Extracted records:

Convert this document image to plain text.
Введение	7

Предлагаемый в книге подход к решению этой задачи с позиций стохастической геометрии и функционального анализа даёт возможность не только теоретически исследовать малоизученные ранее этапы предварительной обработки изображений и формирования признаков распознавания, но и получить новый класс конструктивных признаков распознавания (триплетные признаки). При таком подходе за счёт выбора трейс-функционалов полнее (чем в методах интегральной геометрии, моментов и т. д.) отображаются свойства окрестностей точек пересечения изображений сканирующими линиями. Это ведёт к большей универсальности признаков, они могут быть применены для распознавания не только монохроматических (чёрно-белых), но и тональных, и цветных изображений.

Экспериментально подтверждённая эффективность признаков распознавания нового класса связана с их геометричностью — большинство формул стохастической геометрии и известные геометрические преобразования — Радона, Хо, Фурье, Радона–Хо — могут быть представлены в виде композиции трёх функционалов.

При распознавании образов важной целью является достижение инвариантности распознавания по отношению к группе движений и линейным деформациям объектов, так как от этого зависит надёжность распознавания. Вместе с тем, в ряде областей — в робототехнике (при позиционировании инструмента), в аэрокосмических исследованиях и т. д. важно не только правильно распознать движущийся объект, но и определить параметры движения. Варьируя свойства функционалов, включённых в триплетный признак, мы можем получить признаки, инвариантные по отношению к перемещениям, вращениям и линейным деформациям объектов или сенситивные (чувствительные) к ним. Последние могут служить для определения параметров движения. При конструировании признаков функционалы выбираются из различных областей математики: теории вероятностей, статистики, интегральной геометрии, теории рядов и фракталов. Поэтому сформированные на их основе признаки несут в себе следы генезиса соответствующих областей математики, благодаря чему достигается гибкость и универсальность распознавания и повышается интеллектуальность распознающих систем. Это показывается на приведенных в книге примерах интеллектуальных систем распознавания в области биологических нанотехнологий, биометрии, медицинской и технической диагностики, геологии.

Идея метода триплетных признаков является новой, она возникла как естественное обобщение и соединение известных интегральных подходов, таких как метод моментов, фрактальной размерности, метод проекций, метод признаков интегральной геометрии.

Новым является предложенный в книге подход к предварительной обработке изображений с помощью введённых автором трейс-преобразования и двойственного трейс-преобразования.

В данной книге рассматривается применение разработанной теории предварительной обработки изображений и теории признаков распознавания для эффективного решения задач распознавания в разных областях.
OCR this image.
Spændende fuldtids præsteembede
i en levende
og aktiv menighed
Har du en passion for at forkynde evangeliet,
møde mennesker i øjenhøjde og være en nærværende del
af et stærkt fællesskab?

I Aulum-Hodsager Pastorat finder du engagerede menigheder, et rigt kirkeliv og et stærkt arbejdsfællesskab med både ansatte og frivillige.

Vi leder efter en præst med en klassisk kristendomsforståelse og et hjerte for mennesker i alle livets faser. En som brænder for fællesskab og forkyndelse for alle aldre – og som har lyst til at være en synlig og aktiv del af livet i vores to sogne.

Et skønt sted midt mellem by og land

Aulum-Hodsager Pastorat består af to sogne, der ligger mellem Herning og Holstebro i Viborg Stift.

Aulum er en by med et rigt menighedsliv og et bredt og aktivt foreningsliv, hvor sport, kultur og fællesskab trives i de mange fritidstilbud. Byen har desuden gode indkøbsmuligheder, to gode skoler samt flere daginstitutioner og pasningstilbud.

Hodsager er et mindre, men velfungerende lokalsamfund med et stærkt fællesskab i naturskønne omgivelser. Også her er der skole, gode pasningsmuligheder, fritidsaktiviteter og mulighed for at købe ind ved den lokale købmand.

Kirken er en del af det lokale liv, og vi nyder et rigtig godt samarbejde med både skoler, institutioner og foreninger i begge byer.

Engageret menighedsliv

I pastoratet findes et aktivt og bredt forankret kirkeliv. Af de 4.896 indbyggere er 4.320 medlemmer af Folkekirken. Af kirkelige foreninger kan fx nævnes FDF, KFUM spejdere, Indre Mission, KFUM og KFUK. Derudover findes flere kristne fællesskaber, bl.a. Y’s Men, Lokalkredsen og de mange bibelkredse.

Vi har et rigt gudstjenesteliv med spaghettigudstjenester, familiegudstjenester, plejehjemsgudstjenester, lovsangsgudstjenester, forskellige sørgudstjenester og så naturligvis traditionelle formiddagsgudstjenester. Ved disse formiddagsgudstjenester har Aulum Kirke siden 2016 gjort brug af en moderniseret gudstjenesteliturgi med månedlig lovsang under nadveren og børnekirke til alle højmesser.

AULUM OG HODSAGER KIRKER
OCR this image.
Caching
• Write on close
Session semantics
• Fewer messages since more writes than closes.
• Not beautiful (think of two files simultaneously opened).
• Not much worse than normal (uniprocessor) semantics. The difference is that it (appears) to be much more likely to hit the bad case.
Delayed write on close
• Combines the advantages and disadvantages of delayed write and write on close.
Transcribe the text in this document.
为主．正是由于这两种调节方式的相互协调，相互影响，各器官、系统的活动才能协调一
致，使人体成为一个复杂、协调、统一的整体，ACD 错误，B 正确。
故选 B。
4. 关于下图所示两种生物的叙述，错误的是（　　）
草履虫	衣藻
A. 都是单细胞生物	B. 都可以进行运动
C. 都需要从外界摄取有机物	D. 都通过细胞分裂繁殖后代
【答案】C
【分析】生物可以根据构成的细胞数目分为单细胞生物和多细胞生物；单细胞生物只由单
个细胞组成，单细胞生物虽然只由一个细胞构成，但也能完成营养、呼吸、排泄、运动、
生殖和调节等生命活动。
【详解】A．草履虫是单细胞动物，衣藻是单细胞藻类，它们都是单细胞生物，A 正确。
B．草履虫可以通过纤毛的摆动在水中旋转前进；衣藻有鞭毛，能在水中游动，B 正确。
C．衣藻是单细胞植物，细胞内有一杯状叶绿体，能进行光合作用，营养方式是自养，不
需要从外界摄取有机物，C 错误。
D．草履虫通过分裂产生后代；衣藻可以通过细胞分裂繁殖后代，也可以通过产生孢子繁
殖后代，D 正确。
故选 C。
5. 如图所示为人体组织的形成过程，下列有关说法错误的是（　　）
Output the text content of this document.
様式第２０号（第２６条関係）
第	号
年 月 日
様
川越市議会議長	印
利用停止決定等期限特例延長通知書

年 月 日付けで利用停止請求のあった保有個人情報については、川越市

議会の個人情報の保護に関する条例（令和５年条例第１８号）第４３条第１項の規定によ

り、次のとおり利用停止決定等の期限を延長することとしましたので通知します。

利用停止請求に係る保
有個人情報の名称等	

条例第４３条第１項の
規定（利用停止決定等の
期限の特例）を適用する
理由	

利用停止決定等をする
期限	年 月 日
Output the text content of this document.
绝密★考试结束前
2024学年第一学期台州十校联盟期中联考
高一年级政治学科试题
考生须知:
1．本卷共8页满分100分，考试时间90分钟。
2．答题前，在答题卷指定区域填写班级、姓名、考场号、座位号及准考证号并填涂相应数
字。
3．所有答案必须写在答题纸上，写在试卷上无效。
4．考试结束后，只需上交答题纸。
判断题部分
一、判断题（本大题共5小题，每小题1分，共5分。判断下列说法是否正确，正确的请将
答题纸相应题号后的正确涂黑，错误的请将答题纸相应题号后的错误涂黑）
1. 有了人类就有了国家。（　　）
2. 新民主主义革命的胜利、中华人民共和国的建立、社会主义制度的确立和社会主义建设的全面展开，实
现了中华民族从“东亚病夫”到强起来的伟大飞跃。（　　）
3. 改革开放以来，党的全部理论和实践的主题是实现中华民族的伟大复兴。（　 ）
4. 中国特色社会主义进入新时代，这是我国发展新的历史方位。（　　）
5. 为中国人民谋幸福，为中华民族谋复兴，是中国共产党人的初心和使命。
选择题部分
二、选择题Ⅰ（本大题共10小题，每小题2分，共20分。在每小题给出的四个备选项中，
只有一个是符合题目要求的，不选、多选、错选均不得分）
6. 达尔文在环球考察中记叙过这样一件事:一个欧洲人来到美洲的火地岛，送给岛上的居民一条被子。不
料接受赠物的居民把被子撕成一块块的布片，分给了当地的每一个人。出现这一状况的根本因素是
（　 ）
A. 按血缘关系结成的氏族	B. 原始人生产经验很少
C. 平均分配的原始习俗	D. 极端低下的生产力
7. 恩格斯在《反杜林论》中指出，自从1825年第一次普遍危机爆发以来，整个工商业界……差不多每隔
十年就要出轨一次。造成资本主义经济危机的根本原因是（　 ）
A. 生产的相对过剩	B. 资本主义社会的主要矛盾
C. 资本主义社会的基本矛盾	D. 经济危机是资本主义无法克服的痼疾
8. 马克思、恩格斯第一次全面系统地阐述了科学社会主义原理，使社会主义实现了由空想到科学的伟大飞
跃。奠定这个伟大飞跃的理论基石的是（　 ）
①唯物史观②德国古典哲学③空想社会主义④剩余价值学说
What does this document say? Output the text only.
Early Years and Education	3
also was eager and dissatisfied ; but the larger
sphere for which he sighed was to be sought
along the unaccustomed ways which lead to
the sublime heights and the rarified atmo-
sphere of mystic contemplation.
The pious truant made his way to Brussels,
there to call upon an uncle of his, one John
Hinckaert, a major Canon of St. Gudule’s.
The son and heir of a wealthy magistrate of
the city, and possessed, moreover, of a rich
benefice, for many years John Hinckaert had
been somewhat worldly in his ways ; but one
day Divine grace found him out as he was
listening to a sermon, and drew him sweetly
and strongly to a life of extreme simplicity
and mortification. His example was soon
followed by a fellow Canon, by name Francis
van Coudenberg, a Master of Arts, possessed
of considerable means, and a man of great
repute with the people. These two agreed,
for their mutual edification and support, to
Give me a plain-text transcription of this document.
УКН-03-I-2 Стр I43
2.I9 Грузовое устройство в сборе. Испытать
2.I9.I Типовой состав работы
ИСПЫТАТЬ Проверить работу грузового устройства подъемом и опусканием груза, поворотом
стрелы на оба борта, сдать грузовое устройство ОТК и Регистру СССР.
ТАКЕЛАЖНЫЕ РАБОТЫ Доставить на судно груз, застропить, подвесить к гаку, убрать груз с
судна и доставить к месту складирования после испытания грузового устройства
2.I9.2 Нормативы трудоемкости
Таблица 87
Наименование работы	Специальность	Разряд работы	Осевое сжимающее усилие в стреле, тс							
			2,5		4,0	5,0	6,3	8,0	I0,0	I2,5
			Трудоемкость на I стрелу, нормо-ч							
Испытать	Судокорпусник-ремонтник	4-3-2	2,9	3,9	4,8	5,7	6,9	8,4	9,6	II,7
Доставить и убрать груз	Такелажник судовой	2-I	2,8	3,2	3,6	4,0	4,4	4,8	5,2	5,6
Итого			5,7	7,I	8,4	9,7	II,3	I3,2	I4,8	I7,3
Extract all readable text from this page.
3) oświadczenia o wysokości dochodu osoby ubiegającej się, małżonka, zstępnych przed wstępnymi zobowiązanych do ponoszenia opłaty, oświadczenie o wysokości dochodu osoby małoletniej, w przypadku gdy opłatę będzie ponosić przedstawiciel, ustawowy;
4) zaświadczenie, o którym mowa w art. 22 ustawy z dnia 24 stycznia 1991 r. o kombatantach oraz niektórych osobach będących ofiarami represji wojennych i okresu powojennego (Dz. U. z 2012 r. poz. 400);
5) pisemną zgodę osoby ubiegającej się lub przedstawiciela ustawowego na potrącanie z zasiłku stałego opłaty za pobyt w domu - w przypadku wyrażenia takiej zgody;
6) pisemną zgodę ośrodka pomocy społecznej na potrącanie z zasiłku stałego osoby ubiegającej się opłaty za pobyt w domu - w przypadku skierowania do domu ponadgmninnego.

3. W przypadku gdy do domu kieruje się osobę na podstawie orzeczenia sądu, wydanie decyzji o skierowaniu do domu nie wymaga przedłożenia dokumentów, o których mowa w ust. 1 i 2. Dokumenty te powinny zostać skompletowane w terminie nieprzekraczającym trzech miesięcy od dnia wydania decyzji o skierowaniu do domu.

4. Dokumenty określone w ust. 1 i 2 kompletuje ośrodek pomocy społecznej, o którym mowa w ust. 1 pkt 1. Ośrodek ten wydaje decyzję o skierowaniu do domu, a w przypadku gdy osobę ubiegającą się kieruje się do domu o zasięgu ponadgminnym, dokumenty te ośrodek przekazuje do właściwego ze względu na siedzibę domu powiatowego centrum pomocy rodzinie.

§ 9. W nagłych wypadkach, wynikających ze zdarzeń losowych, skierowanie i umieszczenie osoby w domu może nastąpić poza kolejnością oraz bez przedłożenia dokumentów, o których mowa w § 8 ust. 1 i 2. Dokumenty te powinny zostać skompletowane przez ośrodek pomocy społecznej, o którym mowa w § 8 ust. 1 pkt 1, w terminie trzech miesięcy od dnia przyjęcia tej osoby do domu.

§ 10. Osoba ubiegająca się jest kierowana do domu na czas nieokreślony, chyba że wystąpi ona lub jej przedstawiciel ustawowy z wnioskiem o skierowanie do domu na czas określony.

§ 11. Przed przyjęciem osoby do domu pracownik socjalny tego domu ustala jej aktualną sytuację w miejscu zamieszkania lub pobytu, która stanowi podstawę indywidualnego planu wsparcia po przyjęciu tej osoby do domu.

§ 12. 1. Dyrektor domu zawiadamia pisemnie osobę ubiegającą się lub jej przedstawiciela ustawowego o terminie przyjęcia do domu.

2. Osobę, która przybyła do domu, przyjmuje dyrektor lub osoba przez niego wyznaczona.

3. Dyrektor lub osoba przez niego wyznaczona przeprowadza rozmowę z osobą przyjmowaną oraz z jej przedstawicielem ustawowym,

Given exercise
Look through the material above and pick out each line holding the word "flere".

Final result
Aulum er en by med et rigt menighedsliv og et bredt og aktivt foreningsliv, hvor sport, kultur og fællesskab trives i de mange fritidstilbud. Byen har desuden gode indkøbsmuligheder, to gode skoler samt flere daginstitutioner og pasningstilbud.
I pastoratet findes et aktivt og bredt forankret kirkeliv. Af de 4.896 indbyggere er 4.320 medlemmer af Folkekirken. Af kirkelige foreninger kan fx nævnes FDF, KFUM spejdere, Indre Mission, KFUM og KFUK. Derudover findes flere kristne fællesskaber, bl.a. Y’s Men, Lokalkredsen og de mange bibelkredse.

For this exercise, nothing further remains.